• [Stated goal]
Scan the listing below and copy every line holding "드립니다".

• [Dataset entries]
☆ ☆ ☆ ☆ ☆ ☆ ☆

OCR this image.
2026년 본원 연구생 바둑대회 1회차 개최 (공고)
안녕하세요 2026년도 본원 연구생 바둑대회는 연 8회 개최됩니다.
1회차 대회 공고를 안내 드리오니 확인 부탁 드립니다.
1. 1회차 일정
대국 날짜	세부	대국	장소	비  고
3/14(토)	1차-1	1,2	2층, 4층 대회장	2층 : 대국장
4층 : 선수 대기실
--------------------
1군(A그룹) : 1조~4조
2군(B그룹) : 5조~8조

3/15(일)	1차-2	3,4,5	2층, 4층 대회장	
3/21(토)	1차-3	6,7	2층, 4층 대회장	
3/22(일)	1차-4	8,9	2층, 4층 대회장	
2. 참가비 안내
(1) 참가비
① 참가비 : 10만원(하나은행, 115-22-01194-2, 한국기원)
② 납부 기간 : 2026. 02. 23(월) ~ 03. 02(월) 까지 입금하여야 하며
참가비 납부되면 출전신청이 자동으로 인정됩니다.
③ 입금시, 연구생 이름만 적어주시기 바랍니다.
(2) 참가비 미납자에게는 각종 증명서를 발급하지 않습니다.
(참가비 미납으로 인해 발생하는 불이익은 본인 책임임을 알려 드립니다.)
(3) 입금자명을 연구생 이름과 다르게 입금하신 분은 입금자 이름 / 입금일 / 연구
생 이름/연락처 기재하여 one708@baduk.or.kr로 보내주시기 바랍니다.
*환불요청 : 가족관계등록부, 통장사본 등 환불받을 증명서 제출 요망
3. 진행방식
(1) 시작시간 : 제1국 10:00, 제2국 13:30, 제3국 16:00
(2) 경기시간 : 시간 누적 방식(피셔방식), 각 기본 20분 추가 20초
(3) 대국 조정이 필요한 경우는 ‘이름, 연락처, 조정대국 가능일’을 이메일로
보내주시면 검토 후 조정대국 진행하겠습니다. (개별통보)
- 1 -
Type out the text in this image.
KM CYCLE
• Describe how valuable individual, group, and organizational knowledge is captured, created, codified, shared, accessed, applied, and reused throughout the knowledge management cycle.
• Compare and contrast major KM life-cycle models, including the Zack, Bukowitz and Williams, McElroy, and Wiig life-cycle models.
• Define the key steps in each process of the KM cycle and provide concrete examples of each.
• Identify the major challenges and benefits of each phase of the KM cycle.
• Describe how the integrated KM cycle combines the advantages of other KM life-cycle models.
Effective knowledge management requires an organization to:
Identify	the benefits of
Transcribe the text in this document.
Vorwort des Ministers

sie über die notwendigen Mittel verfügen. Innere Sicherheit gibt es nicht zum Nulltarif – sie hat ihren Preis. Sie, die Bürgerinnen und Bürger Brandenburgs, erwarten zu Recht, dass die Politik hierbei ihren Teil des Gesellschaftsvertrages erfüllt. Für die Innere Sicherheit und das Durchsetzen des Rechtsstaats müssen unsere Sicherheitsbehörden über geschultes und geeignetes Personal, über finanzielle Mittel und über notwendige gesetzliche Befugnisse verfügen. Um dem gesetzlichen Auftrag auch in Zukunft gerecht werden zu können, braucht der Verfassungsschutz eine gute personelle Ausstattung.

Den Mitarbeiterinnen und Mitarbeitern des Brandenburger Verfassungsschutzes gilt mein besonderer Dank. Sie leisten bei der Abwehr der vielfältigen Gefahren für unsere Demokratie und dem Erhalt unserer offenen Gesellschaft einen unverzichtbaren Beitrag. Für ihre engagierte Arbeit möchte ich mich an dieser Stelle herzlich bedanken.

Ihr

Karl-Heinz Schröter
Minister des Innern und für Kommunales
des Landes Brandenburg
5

☆ ☆ ☆ ☆ ☆ ☆ ☆

• [Written answer]
1회차 대회 공고를 안내 드리오니 확인 부탁 드립니다.
(참가비 미납으로 인해 발생하는 불이익은 본인 책임임을 알려 드립니다.)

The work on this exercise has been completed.